할 일 ::
아래 기록의 모든 줄을 하나도 바꾸지 말고 그대로 다시 출력하세요. 그림은 답에서 빼세요.

기록 목록 ::

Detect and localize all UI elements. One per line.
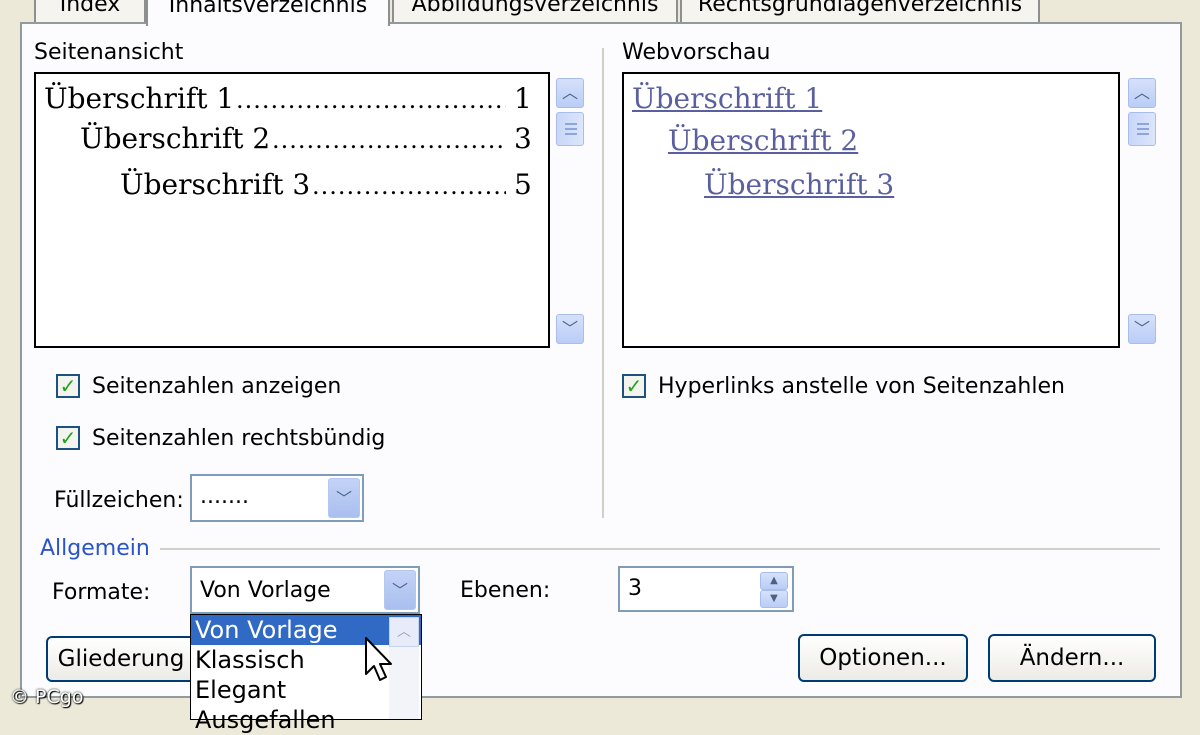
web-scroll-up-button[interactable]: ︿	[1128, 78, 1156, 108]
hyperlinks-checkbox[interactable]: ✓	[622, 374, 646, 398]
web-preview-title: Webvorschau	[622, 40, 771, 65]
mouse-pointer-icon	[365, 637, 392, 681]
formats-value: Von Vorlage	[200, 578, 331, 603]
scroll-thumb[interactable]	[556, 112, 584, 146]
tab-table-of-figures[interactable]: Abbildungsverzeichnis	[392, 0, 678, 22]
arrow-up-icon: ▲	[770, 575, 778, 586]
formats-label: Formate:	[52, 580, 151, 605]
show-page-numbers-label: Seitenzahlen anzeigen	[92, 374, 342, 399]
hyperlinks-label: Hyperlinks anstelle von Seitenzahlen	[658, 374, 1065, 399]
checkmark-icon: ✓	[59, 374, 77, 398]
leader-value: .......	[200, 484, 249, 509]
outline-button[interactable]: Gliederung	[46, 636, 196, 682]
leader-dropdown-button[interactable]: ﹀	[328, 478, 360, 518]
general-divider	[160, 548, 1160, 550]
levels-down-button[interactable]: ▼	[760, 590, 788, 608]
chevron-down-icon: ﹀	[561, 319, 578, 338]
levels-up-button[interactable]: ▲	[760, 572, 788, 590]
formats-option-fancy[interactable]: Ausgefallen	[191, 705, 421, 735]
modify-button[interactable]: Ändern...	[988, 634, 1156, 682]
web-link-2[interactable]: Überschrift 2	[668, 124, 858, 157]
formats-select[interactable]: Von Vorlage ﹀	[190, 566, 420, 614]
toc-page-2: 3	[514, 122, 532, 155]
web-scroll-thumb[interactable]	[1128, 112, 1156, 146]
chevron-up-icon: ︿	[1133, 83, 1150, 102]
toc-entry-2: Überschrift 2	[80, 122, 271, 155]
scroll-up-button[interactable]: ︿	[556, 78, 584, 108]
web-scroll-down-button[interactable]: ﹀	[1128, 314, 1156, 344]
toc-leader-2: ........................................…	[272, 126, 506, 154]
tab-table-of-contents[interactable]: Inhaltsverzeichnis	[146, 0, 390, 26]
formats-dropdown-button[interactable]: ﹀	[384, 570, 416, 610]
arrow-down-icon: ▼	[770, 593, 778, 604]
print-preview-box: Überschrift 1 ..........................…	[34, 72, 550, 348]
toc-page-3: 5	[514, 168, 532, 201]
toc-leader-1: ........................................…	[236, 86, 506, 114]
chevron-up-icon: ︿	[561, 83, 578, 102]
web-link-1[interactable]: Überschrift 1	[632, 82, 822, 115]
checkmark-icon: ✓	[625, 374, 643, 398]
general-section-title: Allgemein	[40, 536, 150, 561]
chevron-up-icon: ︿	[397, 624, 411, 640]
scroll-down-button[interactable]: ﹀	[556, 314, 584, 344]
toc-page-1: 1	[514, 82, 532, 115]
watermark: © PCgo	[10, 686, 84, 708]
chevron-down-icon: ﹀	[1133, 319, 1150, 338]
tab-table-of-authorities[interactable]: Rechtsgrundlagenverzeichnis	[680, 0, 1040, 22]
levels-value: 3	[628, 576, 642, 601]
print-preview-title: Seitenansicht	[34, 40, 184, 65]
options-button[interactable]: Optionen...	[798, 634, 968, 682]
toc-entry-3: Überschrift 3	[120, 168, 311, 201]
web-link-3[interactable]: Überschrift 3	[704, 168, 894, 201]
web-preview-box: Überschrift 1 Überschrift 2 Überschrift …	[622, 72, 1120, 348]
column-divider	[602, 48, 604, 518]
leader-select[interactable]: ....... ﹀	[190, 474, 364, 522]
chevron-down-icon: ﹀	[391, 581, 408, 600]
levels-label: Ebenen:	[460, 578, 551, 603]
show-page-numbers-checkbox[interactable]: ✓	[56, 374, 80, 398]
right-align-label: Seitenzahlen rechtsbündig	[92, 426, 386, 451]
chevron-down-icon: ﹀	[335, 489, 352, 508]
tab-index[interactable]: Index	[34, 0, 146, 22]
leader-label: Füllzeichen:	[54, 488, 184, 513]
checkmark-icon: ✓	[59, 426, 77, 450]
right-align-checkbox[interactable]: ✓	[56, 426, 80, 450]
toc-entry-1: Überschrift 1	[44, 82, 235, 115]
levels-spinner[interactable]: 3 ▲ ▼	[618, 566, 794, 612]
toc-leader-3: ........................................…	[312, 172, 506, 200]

작성한 답 ::
Detect and localize all UI elements. One per line.
web-scroll-up-button[interactable]: ︿	[1128, 78, 1156, 108]
hyperlinks-checkbox[interactable]: ✓	[622, 374, 646, 398]
web-preview-title: Webvorschau	[622, 40, 771, 65]
mouse-pointer-icon	[365, 637, 392, 681]
formats-value: Von Vorlage	[200, 578, 331, 603]
scroll-thumb[interactable]	[556, 112, 584, 146]
tab-table-of-figures[interactable]: Abbildungsverzeichnis	[392, 0, 678, 22]
arrow-up-icon: ▲	[770, 575, 778, 586]
formats-label: Formate:	[52, 580, 151, 605]
show-page-numbers-label: Seitenzahlen anzeigen	[92, 374, 342, 399]
hyperlinks-label: Hyperlinks anstelle von Seitenzahlen	[658, 374, 1065, 399]
checkmark-icon: ✓	[59, 374, 77, 398]
leader-value: .......	[200, 484, 249, 509]
outline-button[interactable]: Gliederung	[46, 636, 196, 682]
leader-dropdown-button[interactable]: ﹀	[328, 478, 360, 518]
general-divider	[160, 548, 1160, 550]
levels-down-button[interactable]: ▼	[760, 590, 788, 608]
chevron-down-icon: ﹀	[561, 319, 578, 338]
levels-up-button[interactable]: ▲	[760, 572, 788, 590]
formats-option-fancy[interactable]: Ausgefallen	[191, 705, 421, 735]
modify-button[interactable]: Ändern...	[988, 634, 1156, 682]
web-link-2[interactable]: Überschrift 2	[668, 124, 858, 157]
formats-select[interactable]: Von Vorlage ﹀	[190, 566, 420, 614]
toc-page-2: 3	[514, 122, 532, 155]
web-scroll-thumb[interactable]	[1128, 112, 1156, 146]
chevron-up-icon: ︿	[1133, 83, 1150, 102]
toc-entry-2: Überschrift 2	[80, 122, 271, 155]
scroll-up-button[interactable]: ︿	[556, 78, 584, 108]
web-scroll-down-button[interactable]: ﹀	[1128, 314, 1156, 344]
toc-leader-2: ........................................…	[272, 126, 506, 154]
tab-table-of-contents[interactable]: Inhaltsverzeichnis	[146, 0, 390, 26]
formats-dropdown-button[interactable]: ﹀	[384, 570, 416, 610]
arrow-down-icon: ▼	[770, 593, 778, 604]
print-preview-box: Überschrift 1 ..........................…	[34, 72, 550, 348]
toc-page-3: 5	[514, 168, 532, 201]
toc-leader-1: ........................................…	[236, 86, 506, 114]
chevron-up-icon: ︿	[561, 83, 578, 102]
web-link-1[interactable]: Überschrift 1	[632, 82, 822, 115]
checkmark-icon: ✓	[625, 374, 643, 398]
general-section-title: Allgemein	[40, 536, 150, 561]
chevron-up-icon: ︿	[397, 624, 411, 640]
scroll-down-button[interactable]: ﹀	[556, 314, 584, 344]
toc-page-1: 1	[514, 82, 532, 115]
watermark: © PCgo	[10, 686, 84, 708]
chevron-down-icon: ﹀	[1133, 319, 1150, 338]
tab-table-of-authorities[interactable]: Rechtsgrundlagenverzeichnis	[680, 0, 1040, 22]
levels-value: 3	[628, 576, 642, 601]
print-preview-title: Seitenansicht	[34, 40, 184, 65]
options-button[interactable]: Optionen...	[798, 634, 968, 682]
toc-entry-3: Überschrift 3	[120, 168, 311, 201]
web-link-3[interactable]: Überschrift 3	[704, 168, 894, 201]
web-preview-box: Überschrift 1 Überschrift 2 Überschrift …	[622, 72, 1120, 348]
column-divider	[602, 48, 604, 518]
leader-select[interactable]: ....... ﹀	[190, 474, 364, 522]
chevron-down-icon: ﹀	[391, 581, 408, 600]
levels-label: Ebenen:	[460, 578, 551, 603]
show-page-numbers-checkbox[interactable]: ✓	[56, 374, 80, 398]
right-align-label: Seitenzahlen rechtsbündig	[92, 426, 386, 451]
chevron-down-icon: ﹀	[335, 489, 352, 508]
tab-index[interactable]: Index	[34, 0, 146, 22]
leader-label: Füllzeichen:	[54, 488, 184, 513]
checkmark-icon: ✓	[59, 426, 77, 450]
right-align-checkbox[interactable]: ✓	[56, 426, 80, 450]
toc-entry-1: Überschrift 1	[44, 82, 235, 115]
levels-spinner[interactable]: 3 ▲ ▼	[618, 566, 794, 612]
toc-leader-3: ........................................…	[312, 172, 506, 200]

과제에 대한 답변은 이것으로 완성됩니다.